REQUIRED TASK. In the listing below, locate the lines bearing the word "persons". Copy every one of them.
-- Start of EXCERPTED RECORDS --
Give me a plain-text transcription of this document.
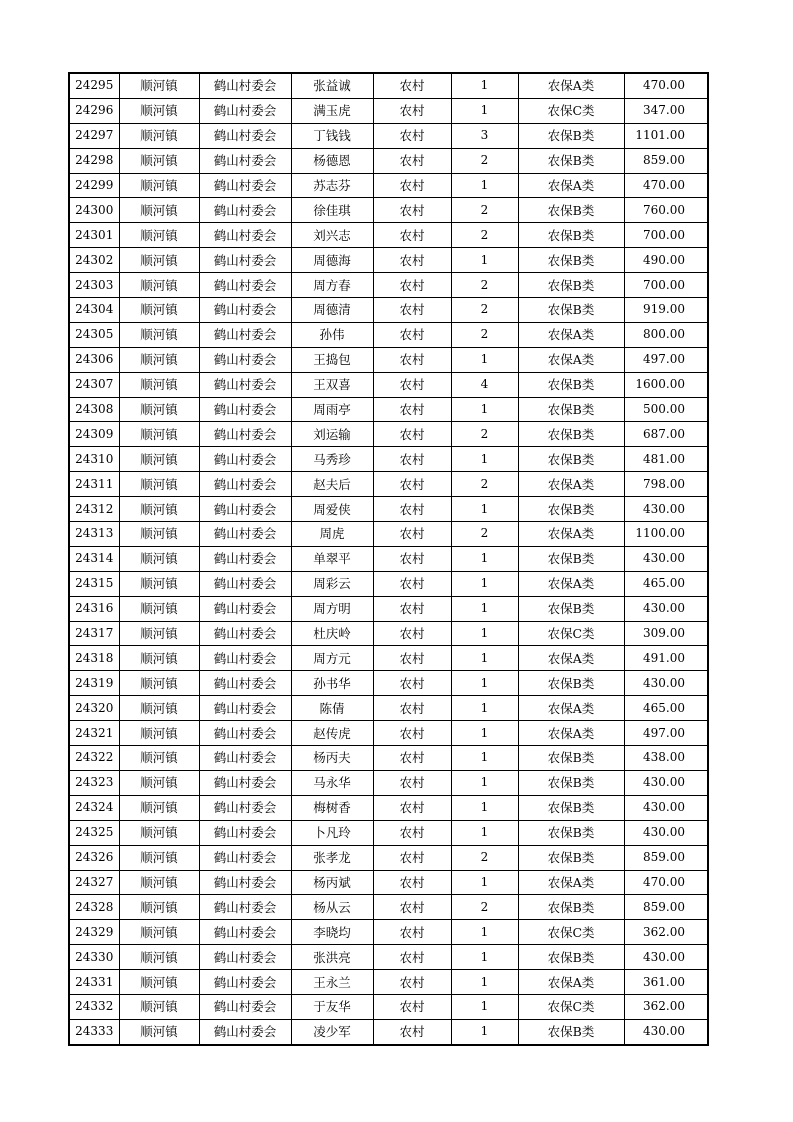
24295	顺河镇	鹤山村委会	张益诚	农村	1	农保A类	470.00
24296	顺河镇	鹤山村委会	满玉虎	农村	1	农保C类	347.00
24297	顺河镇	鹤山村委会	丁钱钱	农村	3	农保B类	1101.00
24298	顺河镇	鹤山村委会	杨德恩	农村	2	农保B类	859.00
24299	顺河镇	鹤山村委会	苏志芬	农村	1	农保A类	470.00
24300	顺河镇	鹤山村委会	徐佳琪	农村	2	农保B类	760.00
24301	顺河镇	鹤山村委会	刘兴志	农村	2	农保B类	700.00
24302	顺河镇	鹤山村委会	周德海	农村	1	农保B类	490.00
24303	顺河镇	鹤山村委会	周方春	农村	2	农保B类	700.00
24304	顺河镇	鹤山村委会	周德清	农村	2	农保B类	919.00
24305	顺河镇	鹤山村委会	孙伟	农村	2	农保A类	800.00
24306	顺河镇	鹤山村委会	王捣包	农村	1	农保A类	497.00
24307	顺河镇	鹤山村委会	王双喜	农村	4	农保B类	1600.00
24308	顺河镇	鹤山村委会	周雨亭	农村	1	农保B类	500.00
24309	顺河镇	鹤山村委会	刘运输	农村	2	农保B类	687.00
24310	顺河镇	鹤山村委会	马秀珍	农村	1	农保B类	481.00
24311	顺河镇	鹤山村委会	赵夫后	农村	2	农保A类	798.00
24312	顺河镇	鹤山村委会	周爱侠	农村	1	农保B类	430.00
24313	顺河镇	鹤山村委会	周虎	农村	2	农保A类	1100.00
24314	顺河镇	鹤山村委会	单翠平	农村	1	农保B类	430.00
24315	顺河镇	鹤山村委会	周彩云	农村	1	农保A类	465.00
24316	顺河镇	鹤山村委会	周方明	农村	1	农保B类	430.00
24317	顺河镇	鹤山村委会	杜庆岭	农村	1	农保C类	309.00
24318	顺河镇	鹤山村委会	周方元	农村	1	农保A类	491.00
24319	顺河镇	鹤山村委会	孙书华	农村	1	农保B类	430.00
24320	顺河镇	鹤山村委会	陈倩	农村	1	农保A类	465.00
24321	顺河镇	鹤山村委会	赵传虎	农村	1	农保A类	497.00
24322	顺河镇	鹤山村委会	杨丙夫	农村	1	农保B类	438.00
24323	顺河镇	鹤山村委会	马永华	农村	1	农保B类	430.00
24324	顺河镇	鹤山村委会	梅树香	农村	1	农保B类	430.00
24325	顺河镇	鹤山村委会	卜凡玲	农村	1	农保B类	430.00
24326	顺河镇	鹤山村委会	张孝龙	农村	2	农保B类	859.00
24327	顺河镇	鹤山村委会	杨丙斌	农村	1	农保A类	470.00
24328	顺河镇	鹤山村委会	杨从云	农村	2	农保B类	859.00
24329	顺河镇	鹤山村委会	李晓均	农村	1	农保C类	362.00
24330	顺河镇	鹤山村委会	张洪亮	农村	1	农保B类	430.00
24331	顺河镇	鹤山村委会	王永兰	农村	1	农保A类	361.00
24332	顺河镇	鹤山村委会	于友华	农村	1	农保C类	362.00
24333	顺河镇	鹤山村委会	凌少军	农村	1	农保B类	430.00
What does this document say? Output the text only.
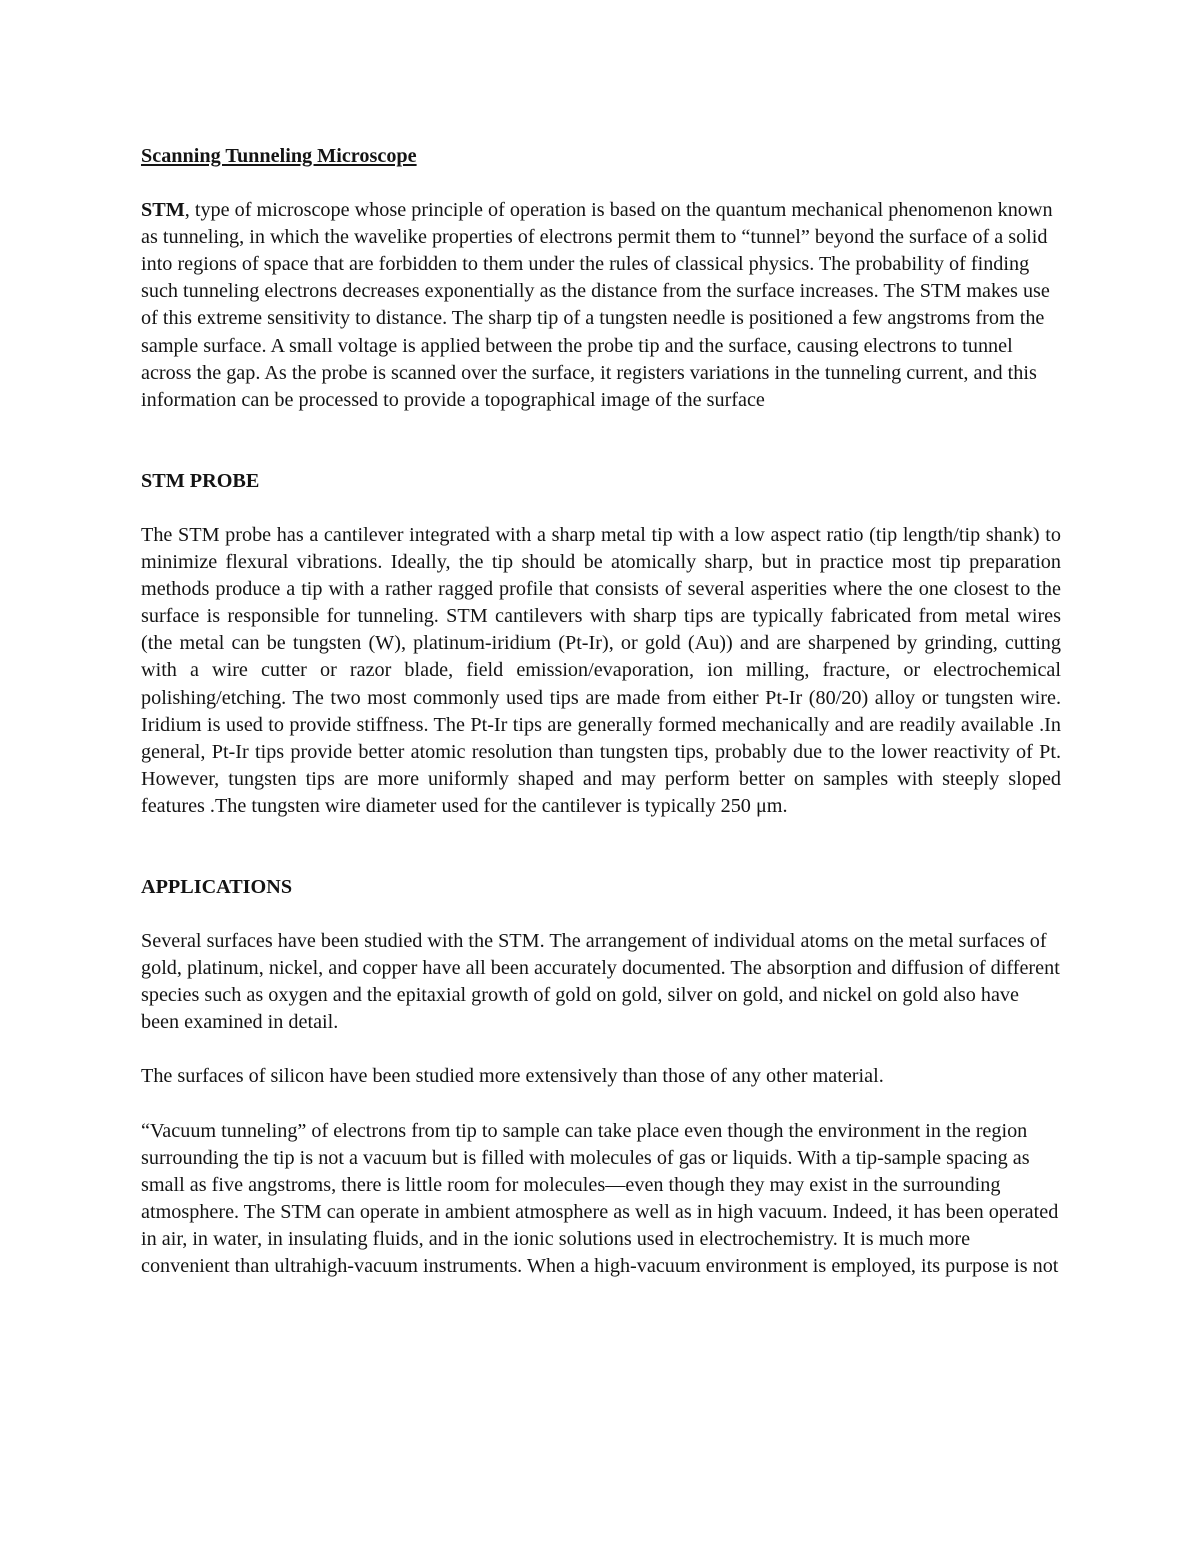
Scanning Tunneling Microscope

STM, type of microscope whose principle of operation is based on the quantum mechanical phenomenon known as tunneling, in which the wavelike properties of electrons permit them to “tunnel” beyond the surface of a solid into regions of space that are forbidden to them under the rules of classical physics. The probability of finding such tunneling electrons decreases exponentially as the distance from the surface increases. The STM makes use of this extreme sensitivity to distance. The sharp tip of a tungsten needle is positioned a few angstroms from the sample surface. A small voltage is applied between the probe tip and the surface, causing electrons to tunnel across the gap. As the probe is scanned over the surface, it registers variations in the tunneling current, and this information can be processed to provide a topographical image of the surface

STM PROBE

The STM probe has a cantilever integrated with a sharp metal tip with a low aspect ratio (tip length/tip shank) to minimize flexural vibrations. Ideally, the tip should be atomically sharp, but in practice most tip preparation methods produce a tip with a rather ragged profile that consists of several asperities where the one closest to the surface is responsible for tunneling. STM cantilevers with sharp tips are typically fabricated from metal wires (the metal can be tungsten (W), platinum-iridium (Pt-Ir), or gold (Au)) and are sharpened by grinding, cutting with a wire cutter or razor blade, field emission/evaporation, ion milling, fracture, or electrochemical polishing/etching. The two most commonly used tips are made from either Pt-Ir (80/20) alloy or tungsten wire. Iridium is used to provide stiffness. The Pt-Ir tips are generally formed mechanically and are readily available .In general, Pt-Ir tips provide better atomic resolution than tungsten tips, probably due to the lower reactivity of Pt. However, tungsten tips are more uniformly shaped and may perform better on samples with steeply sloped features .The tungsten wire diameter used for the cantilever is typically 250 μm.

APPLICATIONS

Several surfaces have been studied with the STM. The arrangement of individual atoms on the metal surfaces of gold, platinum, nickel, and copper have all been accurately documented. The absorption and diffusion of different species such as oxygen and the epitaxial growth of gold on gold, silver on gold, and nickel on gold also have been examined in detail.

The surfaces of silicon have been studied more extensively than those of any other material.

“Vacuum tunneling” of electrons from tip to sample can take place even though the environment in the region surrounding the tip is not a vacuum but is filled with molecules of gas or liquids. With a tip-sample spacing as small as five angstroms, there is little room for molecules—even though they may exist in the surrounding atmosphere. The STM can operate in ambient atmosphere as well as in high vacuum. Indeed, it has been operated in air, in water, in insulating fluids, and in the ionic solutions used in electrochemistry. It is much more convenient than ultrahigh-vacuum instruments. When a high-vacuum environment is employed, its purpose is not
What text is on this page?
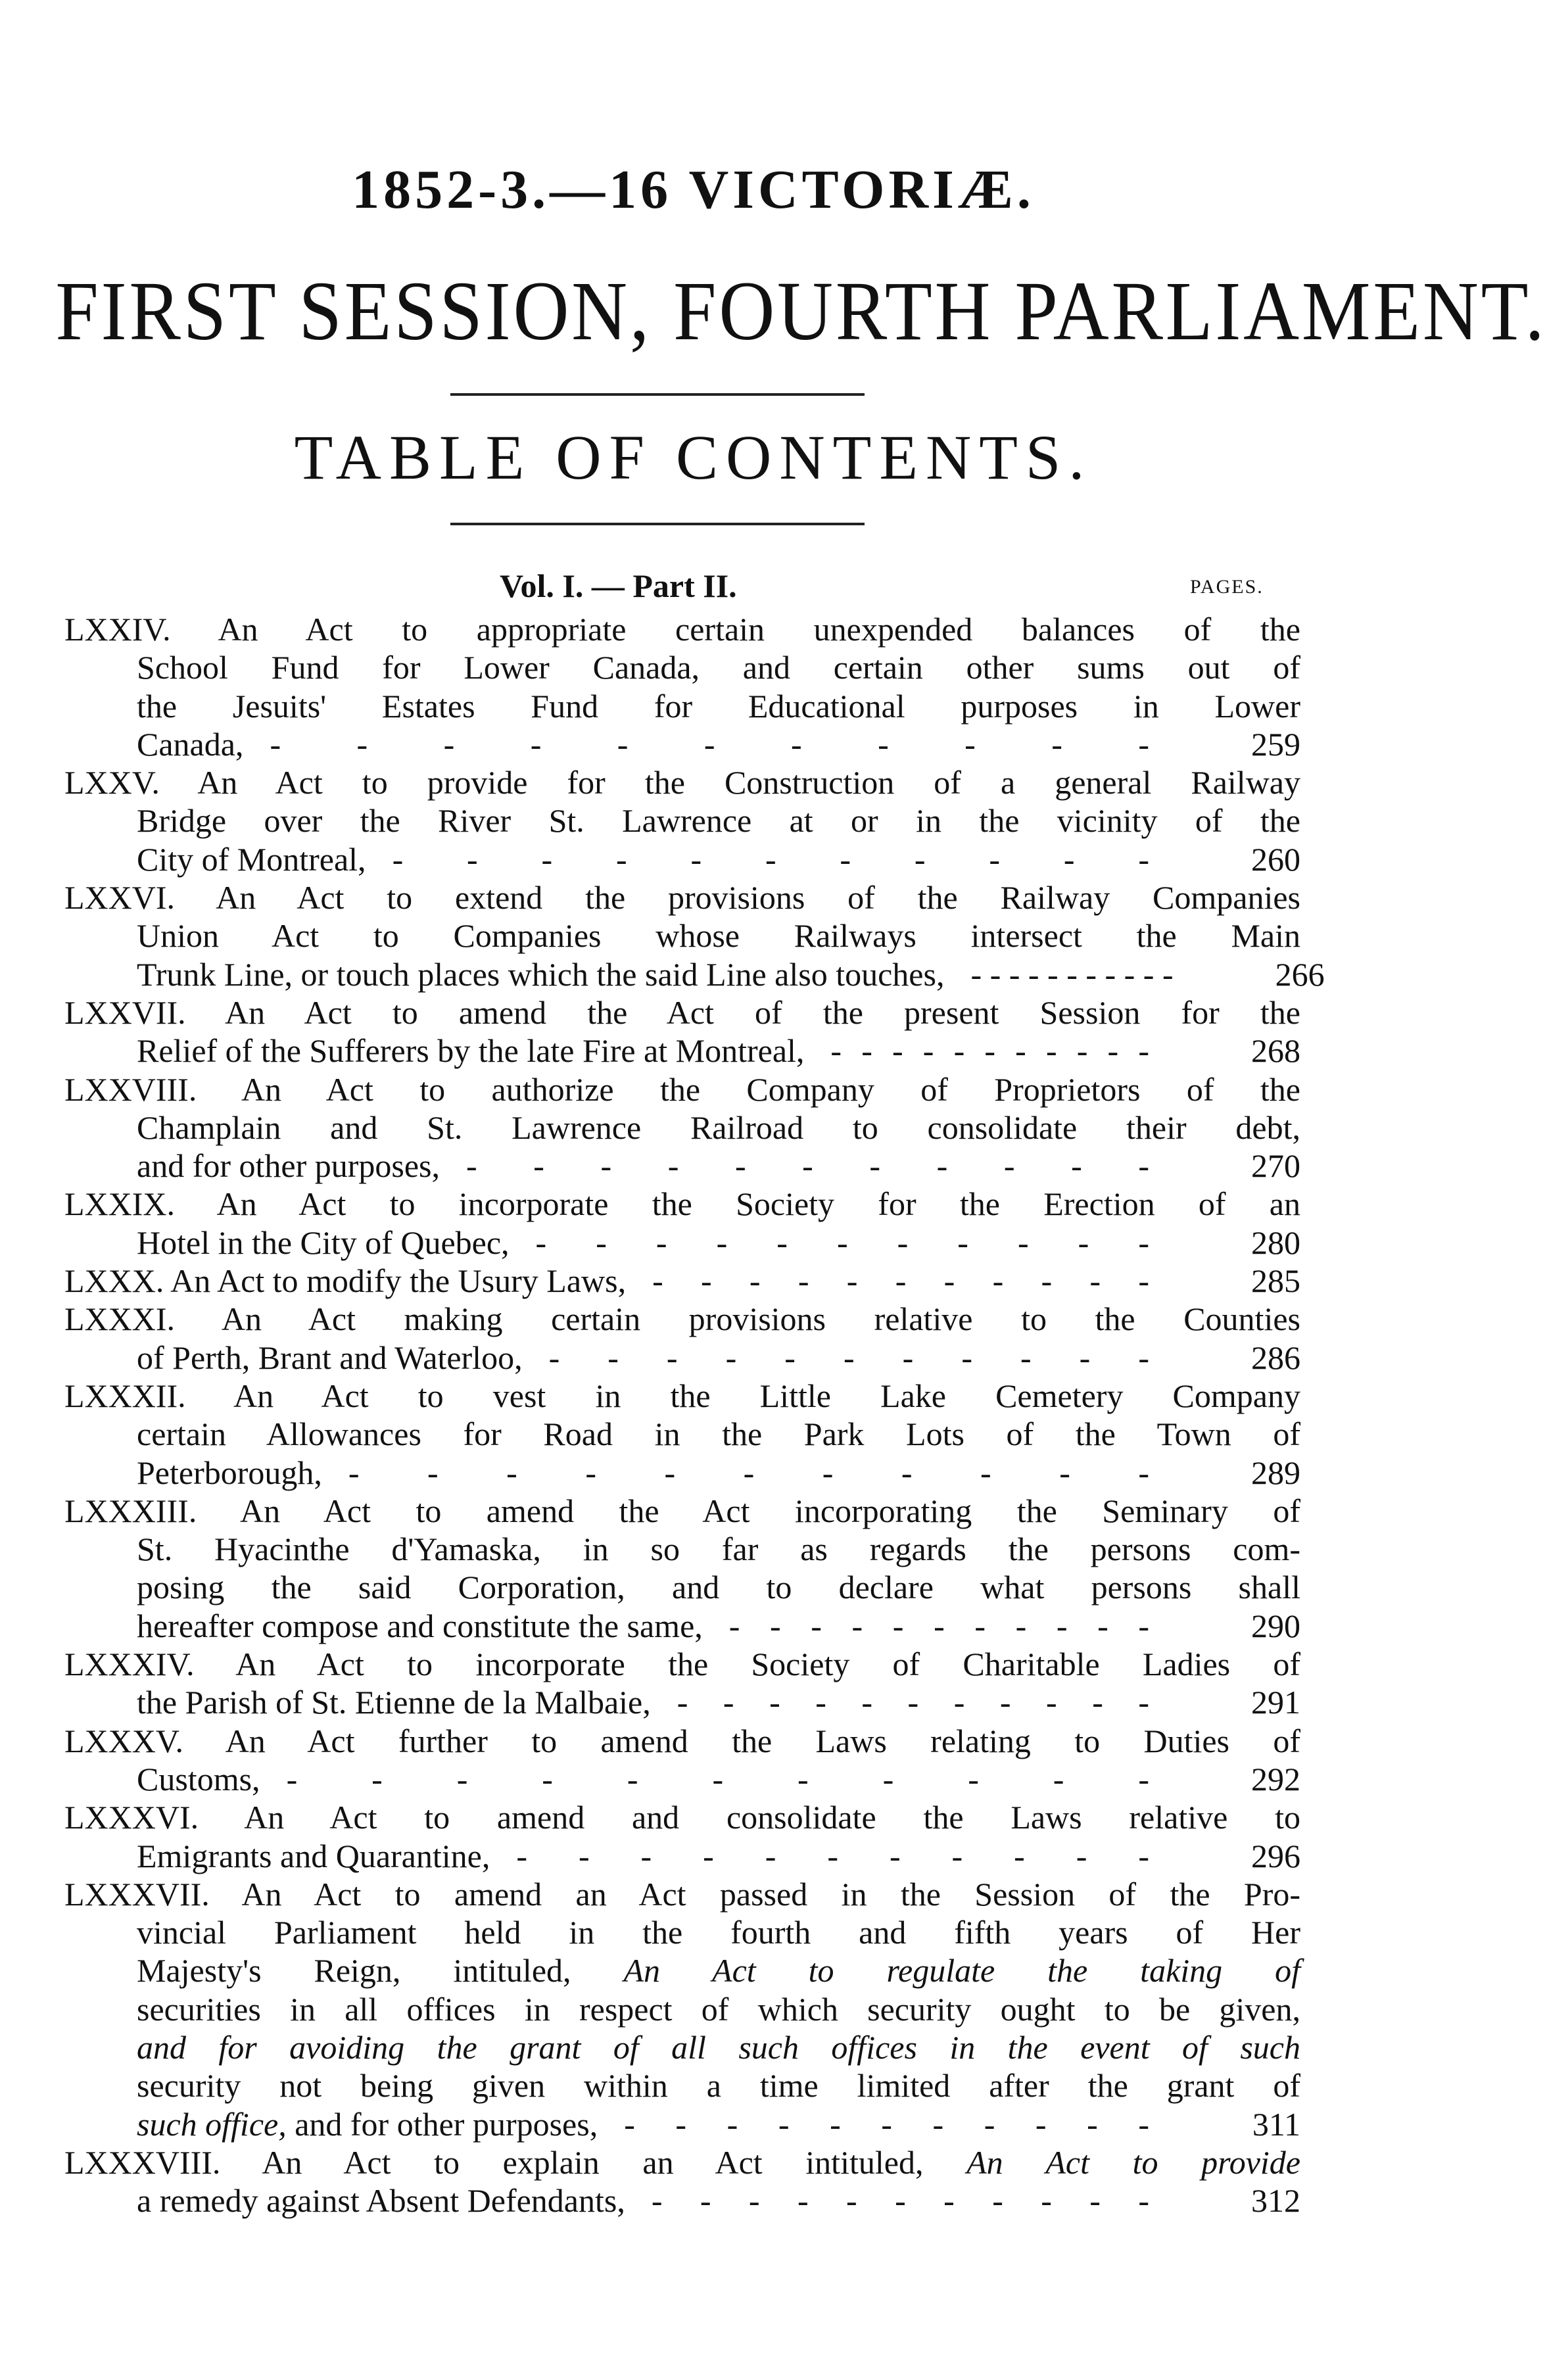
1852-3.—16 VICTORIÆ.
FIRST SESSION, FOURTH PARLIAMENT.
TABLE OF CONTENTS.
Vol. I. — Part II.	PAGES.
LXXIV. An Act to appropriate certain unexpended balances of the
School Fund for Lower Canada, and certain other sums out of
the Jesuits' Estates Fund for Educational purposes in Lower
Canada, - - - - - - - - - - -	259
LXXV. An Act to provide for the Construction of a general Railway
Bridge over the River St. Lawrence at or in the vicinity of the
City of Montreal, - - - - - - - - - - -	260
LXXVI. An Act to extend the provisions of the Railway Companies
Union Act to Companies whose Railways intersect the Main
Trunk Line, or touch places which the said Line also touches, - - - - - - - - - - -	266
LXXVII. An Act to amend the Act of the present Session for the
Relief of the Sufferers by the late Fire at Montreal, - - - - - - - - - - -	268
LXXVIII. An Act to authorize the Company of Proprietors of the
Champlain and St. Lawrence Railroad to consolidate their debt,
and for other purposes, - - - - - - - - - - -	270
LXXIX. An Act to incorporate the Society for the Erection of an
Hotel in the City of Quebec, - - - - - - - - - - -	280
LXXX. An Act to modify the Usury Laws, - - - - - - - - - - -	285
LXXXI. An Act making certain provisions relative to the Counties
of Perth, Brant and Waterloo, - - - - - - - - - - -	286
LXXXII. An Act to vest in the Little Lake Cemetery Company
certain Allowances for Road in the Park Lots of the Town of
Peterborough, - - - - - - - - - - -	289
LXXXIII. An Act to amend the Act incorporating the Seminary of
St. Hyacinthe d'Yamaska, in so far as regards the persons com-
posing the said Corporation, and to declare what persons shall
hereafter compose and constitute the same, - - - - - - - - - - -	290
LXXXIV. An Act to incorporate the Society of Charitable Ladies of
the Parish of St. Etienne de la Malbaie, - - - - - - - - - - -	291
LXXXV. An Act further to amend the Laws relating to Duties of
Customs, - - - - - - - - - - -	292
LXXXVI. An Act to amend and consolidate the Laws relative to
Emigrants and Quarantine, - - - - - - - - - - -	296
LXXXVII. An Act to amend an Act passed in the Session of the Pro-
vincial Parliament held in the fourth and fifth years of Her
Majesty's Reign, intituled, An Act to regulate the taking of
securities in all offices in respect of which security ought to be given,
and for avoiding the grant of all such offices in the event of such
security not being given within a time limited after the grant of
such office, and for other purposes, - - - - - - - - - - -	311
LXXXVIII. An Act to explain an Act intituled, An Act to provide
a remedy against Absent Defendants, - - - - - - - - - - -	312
-- End of EXCERPTED RECORDS --
SOLUTION TO THE EXERCISE.
St. Hyacinthe d'Yamaska, in so far as regards the persons com-
posing the said Corporation, and to declare what persons shall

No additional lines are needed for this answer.